** BEGIN Records supplied **
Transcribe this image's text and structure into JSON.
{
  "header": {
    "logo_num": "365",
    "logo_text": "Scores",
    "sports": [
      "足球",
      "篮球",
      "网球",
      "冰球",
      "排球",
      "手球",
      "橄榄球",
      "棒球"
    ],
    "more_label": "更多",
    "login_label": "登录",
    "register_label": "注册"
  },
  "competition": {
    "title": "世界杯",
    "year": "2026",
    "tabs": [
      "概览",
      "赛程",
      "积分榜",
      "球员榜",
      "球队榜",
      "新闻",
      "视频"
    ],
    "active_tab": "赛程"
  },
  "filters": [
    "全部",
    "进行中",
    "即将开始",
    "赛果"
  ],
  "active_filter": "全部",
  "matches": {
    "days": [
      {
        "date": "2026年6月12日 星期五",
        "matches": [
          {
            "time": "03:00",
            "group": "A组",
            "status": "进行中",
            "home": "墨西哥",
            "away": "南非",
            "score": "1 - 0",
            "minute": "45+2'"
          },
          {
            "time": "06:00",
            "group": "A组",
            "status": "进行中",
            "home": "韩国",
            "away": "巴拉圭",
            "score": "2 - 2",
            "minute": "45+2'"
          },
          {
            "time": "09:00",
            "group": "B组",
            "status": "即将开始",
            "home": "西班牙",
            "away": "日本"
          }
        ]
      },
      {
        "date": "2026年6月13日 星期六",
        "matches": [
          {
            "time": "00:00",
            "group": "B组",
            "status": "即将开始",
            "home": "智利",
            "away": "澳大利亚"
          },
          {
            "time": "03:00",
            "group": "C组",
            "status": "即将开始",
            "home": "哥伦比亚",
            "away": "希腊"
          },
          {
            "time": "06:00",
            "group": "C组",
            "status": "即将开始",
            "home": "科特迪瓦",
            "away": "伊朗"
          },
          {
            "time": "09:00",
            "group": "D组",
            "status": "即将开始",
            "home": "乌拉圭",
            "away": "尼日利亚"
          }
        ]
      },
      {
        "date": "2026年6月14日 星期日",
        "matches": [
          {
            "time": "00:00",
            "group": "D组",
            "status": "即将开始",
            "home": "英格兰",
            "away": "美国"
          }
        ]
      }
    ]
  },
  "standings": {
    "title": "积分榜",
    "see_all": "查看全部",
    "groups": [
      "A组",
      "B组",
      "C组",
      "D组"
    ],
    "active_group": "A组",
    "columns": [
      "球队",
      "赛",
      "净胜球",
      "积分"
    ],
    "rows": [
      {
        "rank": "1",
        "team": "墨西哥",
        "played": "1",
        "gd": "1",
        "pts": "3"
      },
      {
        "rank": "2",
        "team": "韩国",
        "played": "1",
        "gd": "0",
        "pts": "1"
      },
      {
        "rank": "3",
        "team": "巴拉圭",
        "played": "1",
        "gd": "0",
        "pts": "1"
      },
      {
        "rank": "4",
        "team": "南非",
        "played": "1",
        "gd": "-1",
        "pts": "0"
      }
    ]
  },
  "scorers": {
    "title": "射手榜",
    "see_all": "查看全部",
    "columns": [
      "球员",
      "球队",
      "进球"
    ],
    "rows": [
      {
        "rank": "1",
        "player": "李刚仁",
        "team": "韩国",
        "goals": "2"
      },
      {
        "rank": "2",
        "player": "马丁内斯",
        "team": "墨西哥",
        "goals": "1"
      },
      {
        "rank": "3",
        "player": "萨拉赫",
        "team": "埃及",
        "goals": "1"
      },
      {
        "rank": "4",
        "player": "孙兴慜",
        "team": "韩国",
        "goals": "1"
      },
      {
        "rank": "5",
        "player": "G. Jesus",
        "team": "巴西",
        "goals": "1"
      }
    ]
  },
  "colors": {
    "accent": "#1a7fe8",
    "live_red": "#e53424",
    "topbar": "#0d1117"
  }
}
** END Records supplied **
■ **Exercise**
Set down the listing above in full, please, exactly as it appears.

■ **Answer to the exercise**
Transcribe this image's text and structure into JSON.
{
  "header": {
    "logo_num": "365",
    "logo_text": "Scores",
    "sports": [
      "足球",
      "篮球",
      "网球",
      "冰球",
      "排球",
      "手球",
      "橄榄球",
      "棒球"
    ],
    "more_label": "更多",
    "login_label": "登录",
    "register_label": "注册"
  },
  "competition": {
    "title": "世界杯",
    "year": "2026",
    "tabs": [
      "概览",
      "赛程",
      "积分榜",
      "球员榜",
      "球队榜",
      "新闻",
      "视频"
    ],
    "active_tab": "赛程"
  },
  "filters": [
    "全部",
    "进行中",
    "即将开始",
    "赛果"
  ],
  "active_filter": "全部",
  "matches": {
    "days": [
      {
        "date": "2026年6月12日 星期五",
        "matches": [
          {
            "time": "03:00",
            "group": "A组",
            "status": "进行中",
            "home": "墨西哥",
            "away": "南非",
            "score": "1 - 0",
            "minute": "45+2'"
          },
          {
            "time": "06:00",
            "group": "A组",
            "status": "进行中",
            "home": "韩国",
            "away": "巴拉圭",
            "score": "2 - 2",
            "minute": "45+2'"
          },
          {
            "time": "09:00",
            "group": "B组",
            "status": "即将开始",
            "home": "西班牙",
            "away": "日本"
          }
        ]
      },
      {
        "date": "2026年6月13日 星期六",
        "matches": [
          {
            "time": "00:00",
            "group": "B组",
            "status": "即将开始",
            "home": "智利",
            "away": "澳大利亚"
          },
          {
            "time": "03:00",
            "group": "C组",
            "status": "即将开始",
            "home": "哥伦比亚",
            "away": "希腊"
          },
          {
            "time": "06:00",
            "group": "C组",
            "status": "即将开始",
            "home": "科特迪瓦",
            "away": "伊朗"
          },
          {
            "time": "09:00",
            "group": "D组",
            "status": "即将开始",
            "home": "乌拉圭",
            "away": "尼日利亚"
          }
        ]
      },
      {
        "date": "2026年6月14日 星期日",
        "matches": [
          {
            "time": "00:00",
            "group": "D组",
            "status": "即将开始",
            "home": "英格兰",
            "away": "美国"
          }
        ]
      }
    ]
  },
  "standings": {
    "title": "积分榜",
    "see_all": "查看全部",
    "groups": [
      "A组",
      "B组",
      "C组",
      "D组"
    ],
    "active_group": "A组",
    "columns": [
      "球队",
      "赛",
      "净胜球",
      "积分"
    ],
    "rows": [
      {
        "rank": "1",
        "team": "墨西哥",
        "played": "1",
        "gd": "1",
        "pts": "3"
      },
      {
        "rank": "2",
        "team": "韩国",
        "played": "1",
        "gd": "0",
        "pts": "1"
      },
      {
        "rank": "3",
        "team": "巴拉圭",
        "played": "1",
        "gd": "0",
        "pts": "1"
      },
      {
        "rank": "4",
        "team": "南非",
        "played": "1",
        "gd": "-1",
        "pts": "0"
      }
    ]
  },
  "scorers": {
    "title": "射手榜",
    "see_all": "查看全部",
    "columns": [
      "球员",
      "球队",
      "进球"
    ],
    "rows": [
      {
        "rank": "1",
        "player": "李刚仁",
        "team": "韩国",
        "goals": "2"
      },
      {
        "rank": "2",
        "player": "马丁内斯",
        "team": "墨西哥",
        "goals": "1"
      },
      {
        "rank": "3",
        "player": "萨拉赫",
        "team": "埃及",
        "goals": "1"
      },
      {
        "rank": "4",
        "player": "孙兴慜",
        "team": "韩国",
        "goals": "1"
      },
      {
        "rank": "5",
        "player": "G. Jesus",
        "team": "巴西",
        "goals": "1"
      }
    ]
  },
  "colors": {
    "accent": "#1a7fe8",
    "live_red": "#e53424",
    "topbar": "#0d1117"
  }
}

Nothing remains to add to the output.